Records for processing →
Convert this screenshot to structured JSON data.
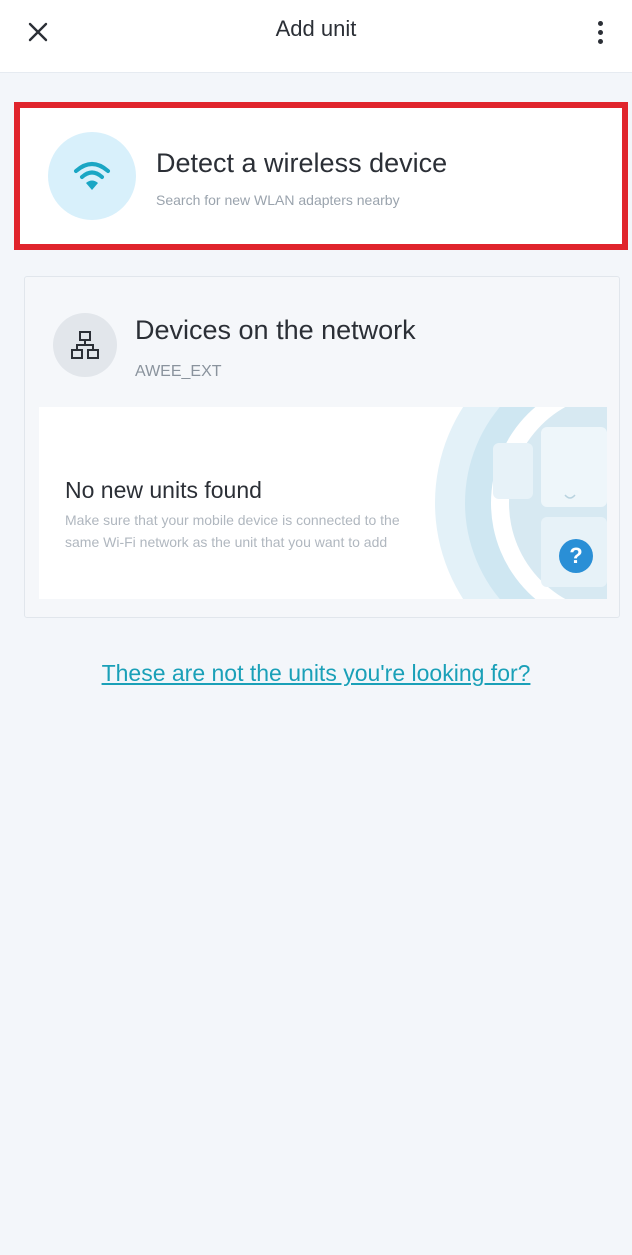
{
  "header": {
    "title": "Add unit",
    "close_icon": "close-icon",
    "menu_icon": "more-vertical-icon"
  },
  "detect_card": {
    "title": "Detect a wireless device",
    "subtitle": "Search for new WLAN adapters nearby",
    "icon": "wifi-icon",
    "highlight_color": "#e0242c",
    "accent_color": "#1aa6c4"
  },
  "network_card": {
    "title": "Devices on the network",
    "network_name": "AWEE_EXT",
    "icon": "network-topology-icon",
    "empty_state": {
      "title": "No new units found",
      "body": "Make sure that your mobile device is connected to the same Wi-Fi network as the unit that you want to add",
      "help_label": "?"
    }
  },
  "footer_link": {
    "label": "These are not the units you're looking for?"
  }
}
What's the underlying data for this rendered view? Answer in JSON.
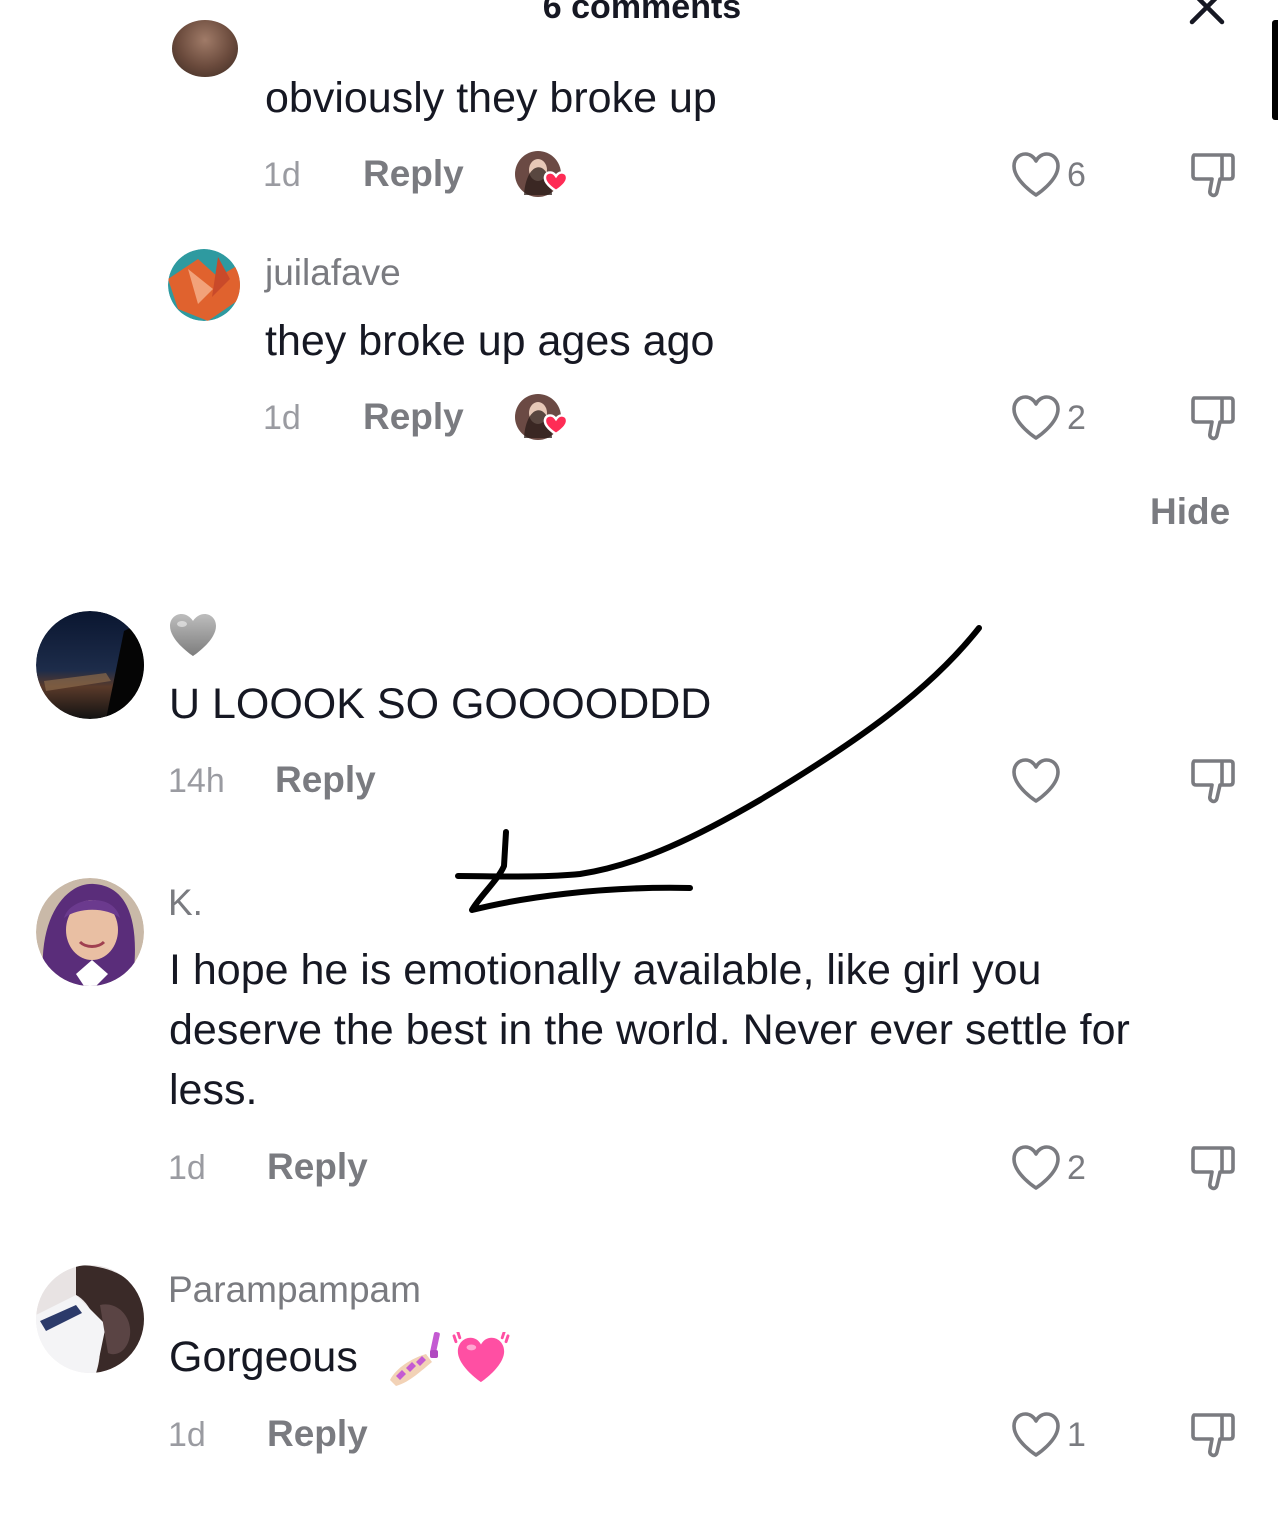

Set exercise →
Reproduce each line word for word and drop the pictures.

Reply to the task →
Convert this screenshot to structured JSON data.
{
  "header": {
    "title": "Add unit",
    "close_icon": "close-icon",
    "menu_icon": "more-vertical-icon"
  },
  "detect_card": {
    "title": "Detect a wireless device",
    "subtitle": "Search for new WLAN adapters nearby",
    "icon": "wifi-icon",
    "highlight_color": "#e0242c",
    "accent_color": "#1aa6c4"
  },
  "network_card": {
    "title": "Devices on the network",
    "network_name": "AWEE_EXT",
    "icon": "network-topology-icon",
    "empty_state": {
      "title": "No new units found",
      "body": "Make sure that your mobile device is connected to the same Wi-Fi network as the unit that you want to add",
      "help_label": "?"
    }
  },
  "footer_link": {
    "label": "These are not the units you're looking for?"
  }
}
What's the underlying data for this rendered view? Answer in JSON.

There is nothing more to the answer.